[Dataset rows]
= = = = = = =
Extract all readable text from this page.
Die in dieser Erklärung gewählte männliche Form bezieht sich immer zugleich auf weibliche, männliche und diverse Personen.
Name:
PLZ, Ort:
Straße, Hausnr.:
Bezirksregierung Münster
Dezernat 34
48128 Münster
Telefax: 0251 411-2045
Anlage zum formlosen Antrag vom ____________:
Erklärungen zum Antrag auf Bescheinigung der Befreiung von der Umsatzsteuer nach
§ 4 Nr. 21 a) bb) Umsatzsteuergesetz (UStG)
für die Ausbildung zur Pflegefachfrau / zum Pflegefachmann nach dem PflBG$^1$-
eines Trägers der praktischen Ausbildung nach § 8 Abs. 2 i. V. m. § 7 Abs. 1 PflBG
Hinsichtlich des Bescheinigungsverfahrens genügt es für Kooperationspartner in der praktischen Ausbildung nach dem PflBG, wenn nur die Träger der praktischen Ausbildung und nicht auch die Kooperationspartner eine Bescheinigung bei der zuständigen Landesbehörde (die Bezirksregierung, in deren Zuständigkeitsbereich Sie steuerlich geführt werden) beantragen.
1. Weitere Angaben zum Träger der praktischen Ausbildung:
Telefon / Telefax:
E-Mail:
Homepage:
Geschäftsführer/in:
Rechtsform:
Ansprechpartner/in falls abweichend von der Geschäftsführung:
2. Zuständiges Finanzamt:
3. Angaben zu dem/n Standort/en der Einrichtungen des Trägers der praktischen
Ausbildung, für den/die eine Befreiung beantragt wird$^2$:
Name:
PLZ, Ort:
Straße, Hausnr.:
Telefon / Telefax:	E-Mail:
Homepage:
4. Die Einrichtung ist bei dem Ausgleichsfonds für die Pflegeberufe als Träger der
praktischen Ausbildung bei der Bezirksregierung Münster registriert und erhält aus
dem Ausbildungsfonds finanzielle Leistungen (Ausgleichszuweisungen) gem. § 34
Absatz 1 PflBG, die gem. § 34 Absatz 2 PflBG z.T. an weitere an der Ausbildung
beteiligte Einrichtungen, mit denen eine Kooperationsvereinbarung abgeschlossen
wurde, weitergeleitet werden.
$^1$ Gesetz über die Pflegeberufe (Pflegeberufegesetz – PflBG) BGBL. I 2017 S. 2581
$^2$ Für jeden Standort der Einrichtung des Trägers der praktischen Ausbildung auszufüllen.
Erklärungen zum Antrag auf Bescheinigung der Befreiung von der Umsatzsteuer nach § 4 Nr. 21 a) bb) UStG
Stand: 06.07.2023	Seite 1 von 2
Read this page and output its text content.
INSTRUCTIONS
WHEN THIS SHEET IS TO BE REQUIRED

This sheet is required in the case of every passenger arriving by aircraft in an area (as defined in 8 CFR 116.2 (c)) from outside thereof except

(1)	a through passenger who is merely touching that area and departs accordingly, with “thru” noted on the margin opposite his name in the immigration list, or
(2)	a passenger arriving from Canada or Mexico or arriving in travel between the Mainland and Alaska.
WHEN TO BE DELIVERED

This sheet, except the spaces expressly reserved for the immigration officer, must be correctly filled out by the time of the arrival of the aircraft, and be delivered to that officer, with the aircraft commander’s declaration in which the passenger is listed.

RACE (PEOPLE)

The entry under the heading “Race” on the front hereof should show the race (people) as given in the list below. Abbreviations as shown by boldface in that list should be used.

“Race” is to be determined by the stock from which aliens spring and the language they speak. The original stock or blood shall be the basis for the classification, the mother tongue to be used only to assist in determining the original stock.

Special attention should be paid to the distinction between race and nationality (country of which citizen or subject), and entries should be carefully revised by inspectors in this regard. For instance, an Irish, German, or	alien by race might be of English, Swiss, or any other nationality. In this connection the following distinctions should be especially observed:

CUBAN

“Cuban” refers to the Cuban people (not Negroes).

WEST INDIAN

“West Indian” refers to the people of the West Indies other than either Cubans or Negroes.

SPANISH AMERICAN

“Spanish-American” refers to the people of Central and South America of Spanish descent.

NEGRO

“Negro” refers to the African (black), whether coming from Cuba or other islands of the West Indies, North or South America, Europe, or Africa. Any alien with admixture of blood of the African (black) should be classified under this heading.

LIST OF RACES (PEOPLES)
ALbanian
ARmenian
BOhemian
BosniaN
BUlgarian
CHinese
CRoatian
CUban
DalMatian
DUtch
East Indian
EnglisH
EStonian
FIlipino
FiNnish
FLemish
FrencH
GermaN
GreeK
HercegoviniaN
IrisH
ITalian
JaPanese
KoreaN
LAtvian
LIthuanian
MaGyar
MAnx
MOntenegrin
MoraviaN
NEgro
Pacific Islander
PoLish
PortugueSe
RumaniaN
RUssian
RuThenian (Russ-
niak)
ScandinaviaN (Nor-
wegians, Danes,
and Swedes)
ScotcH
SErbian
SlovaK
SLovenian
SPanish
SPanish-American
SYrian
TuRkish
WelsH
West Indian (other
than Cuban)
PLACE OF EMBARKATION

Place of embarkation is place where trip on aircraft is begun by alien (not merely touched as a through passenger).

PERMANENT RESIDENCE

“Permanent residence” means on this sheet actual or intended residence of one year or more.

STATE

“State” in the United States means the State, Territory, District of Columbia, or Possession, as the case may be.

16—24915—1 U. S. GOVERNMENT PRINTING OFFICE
= = = = = = =
**Your instructions:** From the data above, copy each line where the string "Trägers" appears.

**Exercise response:**
eines Trägers der praktischen Ausbildung nach § 8 Abs. 2 i. V. m. § 7 Abs. 1 PflBG
3. Angaben zu dem/n Standort/en der Einrichtungen des Trägers der praktischen
$^2$ Für jeden Standort der Einrichtung des Trägers der praktischen Ausbildung auszufüllen.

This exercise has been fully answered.